▶ Stated problem
Report how many lines of these entries hold the string "excerpt"; reply with the number alone.

==== Record extracts

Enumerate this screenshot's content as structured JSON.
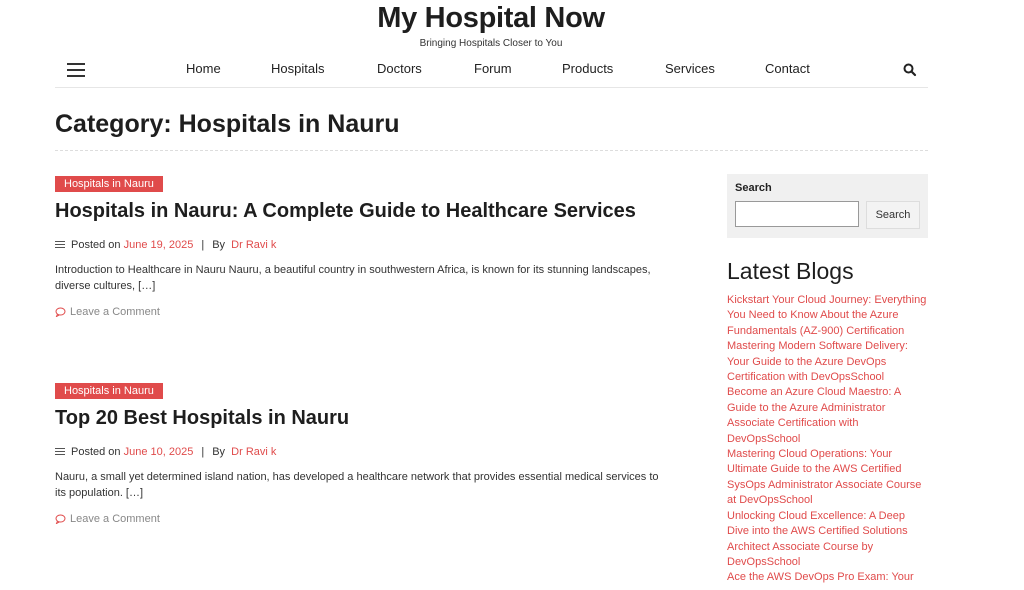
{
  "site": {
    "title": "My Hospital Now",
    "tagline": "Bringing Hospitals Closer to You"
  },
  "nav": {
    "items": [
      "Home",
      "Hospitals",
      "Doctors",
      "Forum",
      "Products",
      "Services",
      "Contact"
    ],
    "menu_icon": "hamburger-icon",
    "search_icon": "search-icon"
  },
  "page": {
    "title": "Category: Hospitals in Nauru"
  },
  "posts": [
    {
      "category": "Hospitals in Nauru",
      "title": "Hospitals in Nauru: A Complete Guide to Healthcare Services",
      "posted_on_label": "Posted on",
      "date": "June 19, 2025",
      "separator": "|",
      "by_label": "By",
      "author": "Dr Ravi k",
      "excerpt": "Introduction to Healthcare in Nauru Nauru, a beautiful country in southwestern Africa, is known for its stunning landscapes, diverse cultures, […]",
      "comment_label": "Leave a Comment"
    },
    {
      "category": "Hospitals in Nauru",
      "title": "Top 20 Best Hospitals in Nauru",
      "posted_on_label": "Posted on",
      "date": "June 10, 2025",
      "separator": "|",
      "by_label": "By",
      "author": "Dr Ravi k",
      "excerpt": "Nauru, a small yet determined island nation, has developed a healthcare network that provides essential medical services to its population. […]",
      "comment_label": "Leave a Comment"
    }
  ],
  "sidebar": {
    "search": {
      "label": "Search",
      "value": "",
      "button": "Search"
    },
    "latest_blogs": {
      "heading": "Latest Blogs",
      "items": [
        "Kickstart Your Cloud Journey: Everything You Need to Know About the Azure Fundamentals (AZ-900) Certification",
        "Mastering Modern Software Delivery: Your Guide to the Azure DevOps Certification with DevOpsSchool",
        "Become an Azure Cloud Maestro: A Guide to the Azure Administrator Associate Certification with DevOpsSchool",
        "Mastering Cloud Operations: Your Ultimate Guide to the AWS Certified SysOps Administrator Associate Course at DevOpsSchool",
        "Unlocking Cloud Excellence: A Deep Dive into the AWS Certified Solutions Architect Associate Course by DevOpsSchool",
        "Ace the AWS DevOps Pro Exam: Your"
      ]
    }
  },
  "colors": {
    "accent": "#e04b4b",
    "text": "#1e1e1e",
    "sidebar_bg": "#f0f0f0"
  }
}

========

▶ Exercise response
2